• Written exercise
Return a copy of every line in the records that includes the word "Bretagne".

BEGIN Provided records

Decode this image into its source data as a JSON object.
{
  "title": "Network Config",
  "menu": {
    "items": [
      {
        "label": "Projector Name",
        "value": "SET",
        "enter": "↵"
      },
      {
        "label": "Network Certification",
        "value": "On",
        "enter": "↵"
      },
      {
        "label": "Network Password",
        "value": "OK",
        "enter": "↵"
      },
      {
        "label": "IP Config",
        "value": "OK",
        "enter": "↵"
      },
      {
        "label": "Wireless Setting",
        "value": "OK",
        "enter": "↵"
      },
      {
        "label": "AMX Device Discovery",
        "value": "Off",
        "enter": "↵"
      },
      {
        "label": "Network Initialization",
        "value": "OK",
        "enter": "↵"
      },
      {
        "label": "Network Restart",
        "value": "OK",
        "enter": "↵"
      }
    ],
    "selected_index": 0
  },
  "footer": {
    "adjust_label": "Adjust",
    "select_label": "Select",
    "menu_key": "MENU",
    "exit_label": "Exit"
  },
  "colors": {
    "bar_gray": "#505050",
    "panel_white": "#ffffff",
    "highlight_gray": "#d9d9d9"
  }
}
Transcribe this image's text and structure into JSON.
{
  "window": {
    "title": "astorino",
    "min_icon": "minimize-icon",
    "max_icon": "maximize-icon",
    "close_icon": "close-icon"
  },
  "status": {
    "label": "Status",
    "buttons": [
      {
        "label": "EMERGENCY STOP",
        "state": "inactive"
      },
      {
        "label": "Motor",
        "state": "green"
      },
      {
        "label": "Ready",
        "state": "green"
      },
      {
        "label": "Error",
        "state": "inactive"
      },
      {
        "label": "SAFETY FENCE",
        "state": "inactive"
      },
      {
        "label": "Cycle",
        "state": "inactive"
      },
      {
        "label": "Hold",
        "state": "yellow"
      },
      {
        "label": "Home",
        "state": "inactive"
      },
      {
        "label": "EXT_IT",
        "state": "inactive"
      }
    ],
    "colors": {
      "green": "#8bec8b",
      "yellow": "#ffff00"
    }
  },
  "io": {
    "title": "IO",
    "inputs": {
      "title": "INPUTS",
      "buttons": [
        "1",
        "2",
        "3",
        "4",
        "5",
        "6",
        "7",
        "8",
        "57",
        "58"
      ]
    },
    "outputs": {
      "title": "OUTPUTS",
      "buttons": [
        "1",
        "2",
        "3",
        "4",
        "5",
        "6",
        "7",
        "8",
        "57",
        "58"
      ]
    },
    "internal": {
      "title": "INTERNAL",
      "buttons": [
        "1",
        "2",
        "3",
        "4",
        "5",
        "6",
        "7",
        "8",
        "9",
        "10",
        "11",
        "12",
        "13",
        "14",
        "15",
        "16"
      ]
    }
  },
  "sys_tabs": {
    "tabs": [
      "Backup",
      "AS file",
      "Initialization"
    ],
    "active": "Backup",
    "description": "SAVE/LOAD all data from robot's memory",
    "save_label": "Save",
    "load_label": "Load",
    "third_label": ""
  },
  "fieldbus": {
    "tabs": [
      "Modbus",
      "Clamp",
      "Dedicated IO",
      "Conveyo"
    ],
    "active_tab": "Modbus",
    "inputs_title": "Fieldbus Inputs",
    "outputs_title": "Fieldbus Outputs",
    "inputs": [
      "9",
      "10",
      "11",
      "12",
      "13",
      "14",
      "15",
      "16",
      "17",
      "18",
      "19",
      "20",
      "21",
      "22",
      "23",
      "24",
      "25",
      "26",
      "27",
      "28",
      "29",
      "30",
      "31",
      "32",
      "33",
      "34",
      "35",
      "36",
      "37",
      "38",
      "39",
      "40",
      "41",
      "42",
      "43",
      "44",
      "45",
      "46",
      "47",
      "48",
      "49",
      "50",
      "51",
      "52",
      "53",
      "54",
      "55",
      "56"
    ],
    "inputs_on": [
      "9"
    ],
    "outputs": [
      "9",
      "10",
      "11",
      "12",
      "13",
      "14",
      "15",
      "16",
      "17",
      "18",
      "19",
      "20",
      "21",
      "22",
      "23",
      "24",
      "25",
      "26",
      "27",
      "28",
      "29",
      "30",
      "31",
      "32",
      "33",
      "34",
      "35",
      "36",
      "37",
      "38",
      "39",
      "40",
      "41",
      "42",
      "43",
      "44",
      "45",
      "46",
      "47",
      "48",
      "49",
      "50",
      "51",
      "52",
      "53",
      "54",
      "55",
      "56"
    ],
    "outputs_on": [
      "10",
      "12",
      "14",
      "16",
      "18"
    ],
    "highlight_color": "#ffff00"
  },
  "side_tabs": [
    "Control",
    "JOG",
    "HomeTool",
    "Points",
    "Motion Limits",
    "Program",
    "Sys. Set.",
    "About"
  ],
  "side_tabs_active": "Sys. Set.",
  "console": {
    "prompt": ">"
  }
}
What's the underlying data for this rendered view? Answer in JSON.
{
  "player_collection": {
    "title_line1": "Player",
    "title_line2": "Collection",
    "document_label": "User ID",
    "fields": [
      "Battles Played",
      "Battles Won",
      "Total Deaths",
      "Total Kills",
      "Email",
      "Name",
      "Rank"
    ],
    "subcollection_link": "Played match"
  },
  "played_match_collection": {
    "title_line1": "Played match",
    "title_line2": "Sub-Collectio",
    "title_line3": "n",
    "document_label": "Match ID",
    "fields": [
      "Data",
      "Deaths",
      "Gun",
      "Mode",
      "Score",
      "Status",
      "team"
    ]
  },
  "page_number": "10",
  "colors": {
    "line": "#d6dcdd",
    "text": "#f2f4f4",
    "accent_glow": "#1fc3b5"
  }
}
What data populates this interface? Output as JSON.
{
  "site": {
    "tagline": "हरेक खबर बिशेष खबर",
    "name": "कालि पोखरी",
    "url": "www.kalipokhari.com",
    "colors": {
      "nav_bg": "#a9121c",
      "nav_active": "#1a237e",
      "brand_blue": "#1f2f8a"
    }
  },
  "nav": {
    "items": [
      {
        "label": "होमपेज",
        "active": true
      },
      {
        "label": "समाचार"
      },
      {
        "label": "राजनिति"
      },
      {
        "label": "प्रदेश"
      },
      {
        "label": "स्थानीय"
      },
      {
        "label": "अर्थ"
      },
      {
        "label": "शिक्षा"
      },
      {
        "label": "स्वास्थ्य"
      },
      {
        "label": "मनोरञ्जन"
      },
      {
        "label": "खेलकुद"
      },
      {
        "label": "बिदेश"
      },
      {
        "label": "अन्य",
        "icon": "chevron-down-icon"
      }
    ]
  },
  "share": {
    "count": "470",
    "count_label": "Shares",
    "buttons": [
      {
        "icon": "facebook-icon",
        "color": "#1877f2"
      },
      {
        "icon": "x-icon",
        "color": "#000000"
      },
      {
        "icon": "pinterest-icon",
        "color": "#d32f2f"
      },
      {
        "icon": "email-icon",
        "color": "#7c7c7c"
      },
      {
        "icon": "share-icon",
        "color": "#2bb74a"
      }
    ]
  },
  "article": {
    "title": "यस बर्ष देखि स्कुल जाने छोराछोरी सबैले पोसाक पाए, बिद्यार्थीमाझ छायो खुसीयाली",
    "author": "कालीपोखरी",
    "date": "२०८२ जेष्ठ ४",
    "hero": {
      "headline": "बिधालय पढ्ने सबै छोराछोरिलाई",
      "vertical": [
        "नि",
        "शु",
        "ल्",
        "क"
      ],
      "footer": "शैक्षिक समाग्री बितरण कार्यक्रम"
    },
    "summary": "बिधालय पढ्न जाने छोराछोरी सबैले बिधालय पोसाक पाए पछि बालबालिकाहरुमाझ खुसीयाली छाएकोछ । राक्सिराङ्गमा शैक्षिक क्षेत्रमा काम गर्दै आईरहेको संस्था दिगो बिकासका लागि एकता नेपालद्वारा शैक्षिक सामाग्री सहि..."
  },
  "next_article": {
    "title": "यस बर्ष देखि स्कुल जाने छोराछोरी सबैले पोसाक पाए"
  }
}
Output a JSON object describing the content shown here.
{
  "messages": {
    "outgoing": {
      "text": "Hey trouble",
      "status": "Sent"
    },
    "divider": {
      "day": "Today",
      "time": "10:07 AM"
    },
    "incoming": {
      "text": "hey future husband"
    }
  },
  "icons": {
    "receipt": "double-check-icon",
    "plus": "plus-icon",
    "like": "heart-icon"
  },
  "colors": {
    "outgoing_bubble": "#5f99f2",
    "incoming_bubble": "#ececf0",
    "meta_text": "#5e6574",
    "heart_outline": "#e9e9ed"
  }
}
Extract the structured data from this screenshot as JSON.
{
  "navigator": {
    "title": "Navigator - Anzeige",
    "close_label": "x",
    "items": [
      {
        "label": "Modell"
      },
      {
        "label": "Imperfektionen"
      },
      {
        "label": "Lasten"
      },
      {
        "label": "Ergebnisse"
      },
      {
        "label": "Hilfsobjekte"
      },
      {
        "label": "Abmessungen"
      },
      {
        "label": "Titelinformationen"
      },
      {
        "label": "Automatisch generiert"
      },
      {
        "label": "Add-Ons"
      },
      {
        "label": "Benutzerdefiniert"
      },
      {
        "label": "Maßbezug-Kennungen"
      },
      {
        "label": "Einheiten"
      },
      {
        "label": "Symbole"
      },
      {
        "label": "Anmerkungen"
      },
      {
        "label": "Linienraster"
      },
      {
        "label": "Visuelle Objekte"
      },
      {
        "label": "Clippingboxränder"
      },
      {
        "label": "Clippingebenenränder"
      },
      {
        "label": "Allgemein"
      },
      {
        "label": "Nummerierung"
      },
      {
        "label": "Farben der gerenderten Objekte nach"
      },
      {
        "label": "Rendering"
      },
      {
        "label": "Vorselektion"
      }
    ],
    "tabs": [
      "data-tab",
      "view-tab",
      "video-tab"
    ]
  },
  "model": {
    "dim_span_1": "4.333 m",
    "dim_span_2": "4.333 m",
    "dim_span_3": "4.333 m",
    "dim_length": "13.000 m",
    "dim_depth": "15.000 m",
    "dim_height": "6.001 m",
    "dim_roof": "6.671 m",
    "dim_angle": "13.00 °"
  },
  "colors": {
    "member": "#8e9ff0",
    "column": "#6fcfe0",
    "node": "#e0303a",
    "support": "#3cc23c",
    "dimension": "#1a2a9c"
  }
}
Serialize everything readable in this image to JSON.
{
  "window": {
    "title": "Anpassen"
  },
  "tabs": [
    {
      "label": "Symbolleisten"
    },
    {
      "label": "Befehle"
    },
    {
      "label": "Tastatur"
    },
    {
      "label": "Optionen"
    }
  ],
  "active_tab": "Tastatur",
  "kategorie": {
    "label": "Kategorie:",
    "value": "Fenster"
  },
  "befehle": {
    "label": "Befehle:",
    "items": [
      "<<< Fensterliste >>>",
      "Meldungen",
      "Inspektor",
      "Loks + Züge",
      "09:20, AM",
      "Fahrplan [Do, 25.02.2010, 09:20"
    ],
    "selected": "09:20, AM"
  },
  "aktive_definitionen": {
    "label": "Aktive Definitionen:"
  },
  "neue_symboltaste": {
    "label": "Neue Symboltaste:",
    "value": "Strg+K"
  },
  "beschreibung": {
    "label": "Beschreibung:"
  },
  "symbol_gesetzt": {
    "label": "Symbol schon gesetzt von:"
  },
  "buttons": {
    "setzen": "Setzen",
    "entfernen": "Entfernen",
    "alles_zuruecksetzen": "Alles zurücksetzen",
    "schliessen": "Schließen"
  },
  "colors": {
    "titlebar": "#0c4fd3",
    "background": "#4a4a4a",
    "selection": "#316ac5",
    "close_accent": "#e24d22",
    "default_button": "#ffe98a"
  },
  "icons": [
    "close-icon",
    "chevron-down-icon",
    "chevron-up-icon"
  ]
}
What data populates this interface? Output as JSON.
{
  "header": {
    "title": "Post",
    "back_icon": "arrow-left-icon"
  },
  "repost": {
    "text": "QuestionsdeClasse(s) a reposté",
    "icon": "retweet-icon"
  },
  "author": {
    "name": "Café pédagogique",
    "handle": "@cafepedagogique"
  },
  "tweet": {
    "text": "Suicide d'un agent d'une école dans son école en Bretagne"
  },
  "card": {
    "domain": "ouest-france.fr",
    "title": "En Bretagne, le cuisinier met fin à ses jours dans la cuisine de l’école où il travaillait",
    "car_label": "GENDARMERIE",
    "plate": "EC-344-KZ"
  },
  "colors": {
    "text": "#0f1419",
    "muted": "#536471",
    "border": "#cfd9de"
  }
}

END Provided records

• Written solution
    "text": "Suicide d'un agent d'une école dans son école en Bretagne"
    "title": "En Bretagne, le cuisinier met fin à ses jours dans la cuisine de l’école où il travaillait",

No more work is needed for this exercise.